§ **WHAT TO DO**
Omit all pictures and give the records below again exactly as written.

§ **THE RECORDS**
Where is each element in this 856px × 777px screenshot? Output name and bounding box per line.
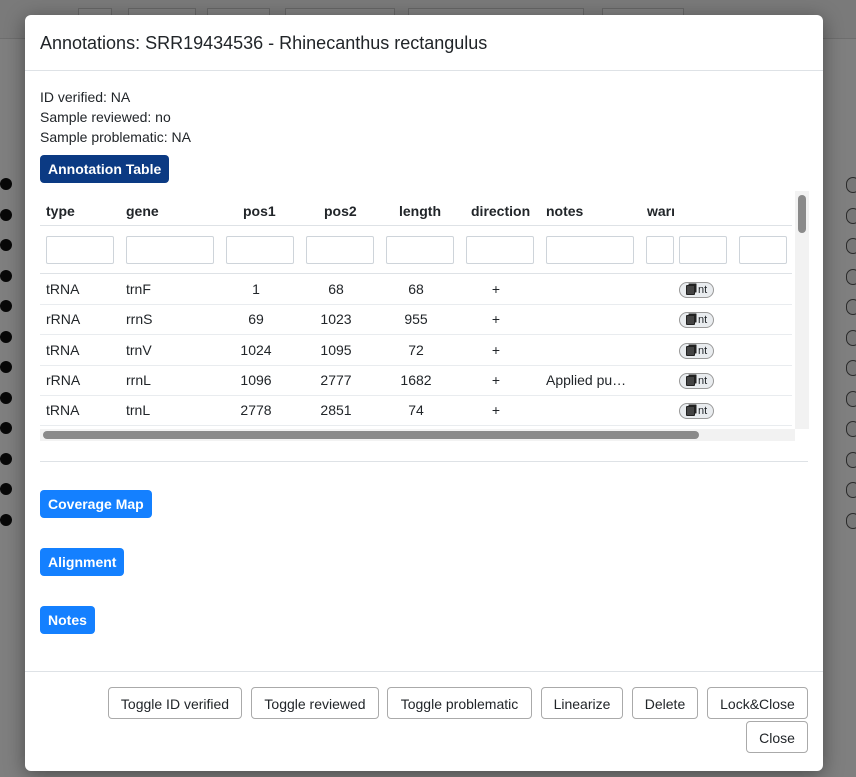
filter-warnings-input[interactable] xyxy=(646,236,674,264)
cell-gene: trnF xyxy=(126,281,151,297)
cell-type: tRNA xyxy=(46,341,80,358)
toggle-id-verified-button[interactable]: Toggle ID verified xyxy=(108,687,242,719)
cell-pos2: 1023 xyxy=(320,311,352,328)
filter-length-input[interactable] xyxy=(386,236,454,264)
cell-type: rRNA xyxy=(46,311,81,328)
copy-nt-button[interactable]: nt xyxy=(679,372,715,389)
col-header-type[interactable]: type xyxy=(46,203,75,219)
cell-type: tRNA xyxy=(46,281,80,297)
table-row[interactable]: rRNA rrnL 1096 2777 1682 + Applied pu… nt xyxy=(40,365,792,396)
copy-icon xyxy=(686,375,695,386)
cell-pos2: 2851 xyxy=(320,402,352,419)
cell-length: 955 xyxy=(404,311,428,328)
cell-gene: trnL xyxy=(126,402,151,419)
section-divider xyxy=(40,461,808,462)
table-row[interactable]: tRNA trnV 1024 1095 72 + nt xyxy=(40,335,792,366)
cell-pos2: 1095 xyxy=(320,341,352,358)
copy-nt-label: nt xyxy=(698,314,708,327)
toggle-reviewed-button[interactable]: Toggle reviewed xyxy=(251,687,379,719)
cell-gene: rrnS xyxy=(126,311,153,328)
filter-aa-input[interactable] xyxy=(739,236,787,264)
copy-icon xyxy=(686,345,695,356)
cell-pos2: 68 xyxy=(328,281,344,297)
table-row[interactable]: rRNA rrnS 69 1023 955 + nt xyxy=(40,304,792,336)
annotations-modal: Annotations: SRR19434536 - Rhinecanthus … xyxy=(25,15,823,771)
col-header-warnings[interactable]: warr xyxy=(647,203,674,219)
copy-nt-label: nt xyxy=(698,284,708,296)
filter-pos1-input[interactable] xyxy=(226,236,294,264)
notes-button[interactable]: Notes xyxy=(40,606,95,634)
cell-pos1: 1096 xyxy=(240,371,272,388)
copy-nt-label: nt xyxy=(698,405,708,418)
cell-direction: + xyxy=(491,281,501,297)
table-row[interactable]: tRNA trnL 2778 2851 74 + nt xyxy=(40,395,792,427)
copy-icon xyxy=(686,406,695,417)
copy-nt-label: nt xyxy=(698,344,708,357)
copy-icon xyxy=(686,315,695,326)
lock-close-button[interactable]: Lock&Close xyxy=(707,687,808,719)
annotation-table-button[interactable]: Annotation Table xyxy=(40,155,170,183)
cell-direction: + xyxy=(491,341,501,358)
id-verified-text: ID verified: NA xyxy=(40,89,131,105)
vertical-scroll-thumb[interactable] xyxy=(798,195,806,233)
filter-direction-input[interactable] xyxy=(466,236,534,264)
linearize-button[interactable]: Linearize xyxy=(541,687,623,719)
copy-nt-button[interactable]: nt xyxy=(679,282,715,298)
cell-notes: Applied pu… xyxy=(546,371,627,388)
coverage-map-button[interactable]: Coverage Map xyxy=(40,490,152,518)
cell-direction: + xyxy=(491,311,501,328)
cell-pos1: 69 xyxy=(248,311,264,328)
modal-title: Annotations: SRR19434536 - Rhinecanthus … xyxy=(40,33,488,53)
delete-button[interactable]: Delete xyxy=(632,687,698,719)
copy-icon xyxy=(686,285,695,295)
cell-pos2: 2777 xyxy=(320,371,352,388)
col-header-direction[interactable]: direction xyxy=(471,203,530,219)
filter-gene-input[interactable] xyxy=(126,236,214,264)
cell-pos1: 2778 xyxy=(240,402,272,419)
cell-direction: + xyxy=(491,402,501,419)
alignment-button[interactable]: Alignment xyxy=(40,548,125,576)
col-header-pos1[interactable]: pos1 xyxy=(243,203,276,219)
header-divider xyxy=(40,225,792,226)
col-header-gene[interactable]: gene xyxy=(126,203,159,219)
horizontal-scroll-thumb[interactable] xyxy=(43,431,699,439)
cell-pos1: 1 xyxy=(252,281,260,297)
copy-nt-button[interactable]: nt xyxy=(679,342,715,359)
table-vertical-scrollbar[interactable] xyxy=(795,191,809,429)
modal-header: Annotations: SRR19434536 - Rhinecanthus … xyxy=(25,15,823,71)
cell-type: rRNA xyxy=(46,371,81,388)
sample-reviewed-text: Sample reviewed: no xyxy=(40,109,171,125)
cell-gene: trnV xyxy=(126,341,152,358)
cell-length: 1682 xyxy=(400,371,432,388)
copy-nt-button[interactable]: nt xyxy=(679,312,715,329)
cell-length: 68 xyxy=(408,281,424,297)
annotation-table: type gene pos1 pos2 length direction not… xyxy=(40,191,806,429)
filter-nt-input[interactable] xyxy=(679,236,727,264)
cell-direction: + xyxy=(491,371,501,388)
table-horizontal-scrollbar[interactable] xyxy=(40,429,795,441)
filter-type-input[interactable] xyxy=(46,236,114,264)
cell-length: 72 xyxy=(408,341,424,358)
col-header-notes[interactable]: notes xyxy=(546,203,583,219)
col-header-length[interactable]: length xyxy=(399,203,441,219)
close-button[interactable]: Close xyxy=(746,721,808,753)
filter-notes-input[interactable] xyxy=(546,236,634,264)
toggle-problematic-button[interactable]: Toggle problematic xyxy=(387,687,532,719)
footer-divider xyxy=(25,671,823,672)
filter-pos2-input[interactable] xyxy=(306,236,374,264)
cell-gene: rrnL xyxy=(126,371,151,388)
table-row[interactable]: tRNA trnF 1 68 68 + nt xyxy=(40,274,792,305)
cell-type: tRNA xyxy=(46,402,80,419)
copy-nt-label: nt xyxy=(698,374,708,387)
cell-length: 74 xyxy=(408,402,424,419)
sample-problematic-text: Sample problematic: NA xyxy=(40,129,191,145)
col-header-pos2[interactable]: pos2 xyxy=(324,203,357,219)
copy-nt-button[interactable]: nt xyxy=(679,403,715,420)
cell-pos1: 1024 xyxy=(240,341,272,358)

§ **WORKED SOLUTION**
Where is each element in this 856px × 777px screenshot? Output name and bounding box per line.
filter-warnings-input[interactable] xyxy=(646,236,674,264)
cell-gene: trnF xyxy=(126,281,151,297)
cell-type: tRNA xyxy=(46,341,80,358)
toggle-id-verified-button[interactable]: Toggle ID verified xyxy=(108,687,242,719)
cell-pos2: 1023 xyxy=(320,311,352,328)
filter-length-input[interactable] xyxy=(386,236,454,264)
cell-type: rRNA xyxy=(46,311,81,328)
copy-nt-button[interactable]: nt xyxy=(679,372,715,389)
col-header-type[interactable]: type xyxy=(46,203,75,219)
cell-type: tRNA xyxy=(46,281,80,297)
table-row[interactable]: rRNA rrnL 1096 2777 1682 + Applied pu… nt xyxy=(40,365,792,396)
copy-icon xyxy=(686,375,695,386)
cell-pos2: 2851 xyxy=(320,402,352,419)
cell-length: 955 xyxy=(404,311,428,328)
cell-gene: trnL xyxy=(126,402,151,419)
section-divider xyxy=(40,461,808,462)
table-row[interactable]: tRNA trnV 1024 1095 72 + nt xyxy=(40,335,792,366)
cell-pos2: 1095 xyxy=(320,341,352,358)
copy-nt-label: nt xyxy=(698,314,708,327)
toggle-reviewed-button[interactable]: Toggle reviewed xyxy=(251,687,379,719)
cell-gene: rrnS xyxy=(126,311,153,328)
filter-aa-input[interactable] xyxy=(739,236,787,264)
copy-icon xyxy=(686,345,695,356)
cell-pos2: 68 xyxy=(328,281,344,297)
table-row[interactable]: rRNA rrnS 69 1023 955 + nt xyxy=(40,304,792,336)
annotations-modal: Annotations: SRR19434536 - Rhinecanthus … xyxy=(25,15,823,771)
col-header-warnings[interactable]: warr xyxy=(647,203,674,219)
copy-nt-label: nt xyxy=(698,284,708,296)
filter-pos1-input[interactable] xyxy=(226,236,294,264)
notes-button[interactable]: Notes xyxy=(40,606,95,634)
cell-pos1: 1096 xyxy=(240,371,272,388)
copy-nt-label: nt xyxy=(698,405,708,418)
cell-direction: + xyxy=(491,281,501,297)
table-row[interactable]: tRNA trnL 2778 2851 74 + nt xyxy=(40,395,792,427)
copy-icon xyxy=(686,406,695,417)
copy-nt-label: nt xyxy=(698,344,708,357)
copy-icon xyxy=(686,315,695,326)
lock-close-button[interactable]: Lock&Close xyxy=(707,687,808,719)
annotation-table-button[interactable]: Annotation Table xyxy=(40,155,170,183)
cell-direction: + xyxy=(491,341,501,358)
id-verified-text: ID verified: NA xyxy=(40,89,131,105)
vertical-scroll-thumb[interactable] xyxy=(798,195,806,233)
filter-direction-input[interactable] xyxy=(466,236,534,264)
linearize-button[interactable]: Linearize xyxy=(541,687,623,719)
copy-nt-button[interactable]: nt xyxy=(679,282,715,298)
cell-notes: Applied pu… xyxy=(546,371,627,388)
coverage-map-button[interactable]: Coverage Map xyxy=(40,490,152,518)
cell-direction: + xyxy=(491,311,501,328)
cell-pos1: 69 xyxy=(248,311,264,328)
modal-title: Annotations: SRR19434536 - Rhinecanthus … xyxy=(40,33,488,53)
delete-button[interactable]: Delete xyxy=(632,687,698,719)
copy-icon xyxy=(686,285,695,295)
cell-pos2: 2777 xyxy=(320,371,352,388)
col-header-direction[interactable]: direction xyxy=(471,203,530,219)
filter-gene-input[interactable] xyxy=(126,236,214,264)
cell-pos1: 2778 xyxy=(240,402,272,419)
cell-direction: + xyxy=(491,402,501,419)
alignment-button[interactable]: Alignment xyxy=(40,548,125,576)
col-header-pos1[interactable]: pos1 xyxy=(243,203,276,219)
header-divider xyxy=(40,225,792,226)
col-header-gene[interactable]: gene xyxy=(126,203,159,219)
horizontal-scroll-thumb[interactable] xyxy=(43,431,699,439)
cell-pos1: 1 xyxy=(252,281,260,297)
copy-nt-button[interactable]: nt xyxy=(679,342,715,359)
table-vertical-scrollbar[interactable] xyxy=(795,191,809,429)
modal-header: Annotations: SRR19434536 - Rhinecanthus … xyxy=(25,15,823,71)
cell-type: rRNA xyxy=(46,371,81,388)
sample-reviewed-text: Sample reviewed: no xyxy=(40,109,171,125)
cell-gene: trnV xyxy=(126,341,152,358)
cell-length: 1682 xyxy=(400,371,432,388)
copy-nt-button[interactable]: nt xyxy=(679,312,715,329)
cell-length: 68 xyxy=(408,281,424,297)
annotation-table: type gene pos1 pos2 length direction not… xyxy=(40,191,806,429)
filter-nt-input[interactable] xyxy=(679,236,727,264)
cell-direction: + xyxy=(491,371,501,388)
table-horizontal-scrollbar[interactable] xyxy=(40,429,795,441)
filter-type-input[interactable] xyxy=(46,236,114,264)
cell-length: 72 xyxy=(408,341,424,358)
col-header-notes[interactable]: notes xyxy=(546,203,583,219)
col-header-length[interactable]: length xyxy=(399,203,441,219)
close-button[interactable]: Close xyxy=(746,721,808,753)
filter-notes-input[interactable] xyxy=(546,236,634,264)
toggle-problematic-button[interactable]: Toggle problematic xyxy=(387,687,532,719)
footer-divider xyxy=(25,671,823,672)
filter-pos2-input[interactable] xyxy=(306,236,374,264)
cell-gene: rrnL xyxy=(126,371,151,388)
table-row[interactable]: tRNA trnF 1 68 68 + nt xyxy=(40,274,792,305)
cell-type: tRNA xyxy=(46,402,80,419)
copy-nt-label: nt xyxy=(698,374,708,387)
cell-length: 74 xyxy=(408,402,424,419)
sample-problematic-text: Sample problematic: NA xyxy=(40,129,191,145)
col-header-pos2[interactable]: pos2 xyxy=(324,203,357,219)
copy-nt-button[interactable]: nt xyxy=(679,403,715,420)
cell-pos1: 1024 xyxy=(240,341,272,358)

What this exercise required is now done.